— start of Data for the task —

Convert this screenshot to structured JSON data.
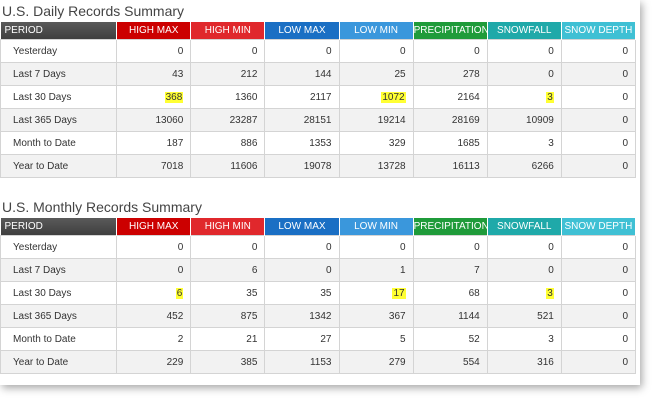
{
  "colors": {
    "period": "#4d4d4d",
    "high_max": "#cc0000",
    "high_min": "#e0282c",
    "low_max": "#1a6fc4",
    "low_min": "#3a97dc",
    "precipitation": "#1f9b3a",
    "snowfall": "#1fa9a9",
    "snow_depth": "#3fc0d4",
    "highlight": "#ffff33"
  },
  "headers": [
    "PERIOD",
    "HIGH MAX",
    "HIGH MIN",
    "LOW MAX",
    "LOW MIN",
    "PRECIPITATION",
    "SNOWFALL",
    "SNOW DEPTH"
  ],
  "daily": {
    "title": "U.S. Daily Records Summary",
    "rows": [
      {
        "label": "Yesterday",
        "values": [
          "0",
          "0",
          "0",
          "0",
          "0",
          "0",
          "0"
        ]
      },
      {
        "label": "Last 7 Days",
        "values": [
          "43",
          "212",
          "144",
          "25",
          "278",
          "0",
          "0"
        ]
      },
      {
        "label": "Last 30 Days",
        "values": [
          "368",
          "1360",
          "2117",
          "1072",
          "2164",
          "3",
          "0"
        ]
      },
      {
        "label": "Last 365 Days",
        "values": [
          "13060",
          "23287",
          "28151",
          "19214",
          "28169",
          "10909",
          "0"
        ]
      },
      {
        "label": "Month to Date",
        "values": [
          "187",
          "886",
          "1353",
          "329",
          "1685",
          "3",
          "0"
        ]
      },
      {
        "label": "Year to Date",
        "values": [
          "7018",
          "11606",
          "19078",
          "13728",
          "16113",
          "6266",
          "0"
        ]
      }
    ]
  },
  "monthly": {
    "title": "U.S. Monthly Records Summary",
    "rows": [
      {
        "label": "Yesterday",
        "values": [
          "0",
          "0",
          "0",
          "0",
          "0",
          "0",
          "0"
        ]
      },
      {
        "label": "Last 7 Days",
        "values": [
          "0",
          "6",
          "0",
          "1",
          "7",
          "0",
          "0"
        ]
      },
      {
        "label": "Last 30 Days",
        "values": [
          "6",
          "35",
          "35",
          "17",
          "68",
          "3",
          "0"
        ]
      },
      {
        "label": "Last 365 Days",
        "values": [
          "452",
          "875",
          "1342",
          "367",
          "1144",
          "521",
          "0"
        ]
      },
      {
        "label": "Month to Date",
        "values": [
          "2",
          "21",
          "27",
          "5",
          "52",
          "3",
          "0"
        ]
      },
      {
        "label": "Year to Date",
        "values": [
          "229",
          "385",
          "1153",
          "279",
          "554",
          "316",
          "0"
        ]
      }
    ]
  }
}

— end of Data for the task —

Pick every line with "title" in it and copy it.

    "title": "U.S. Daily Records Summary",
    "title": "U.S. Monthly Records Summary",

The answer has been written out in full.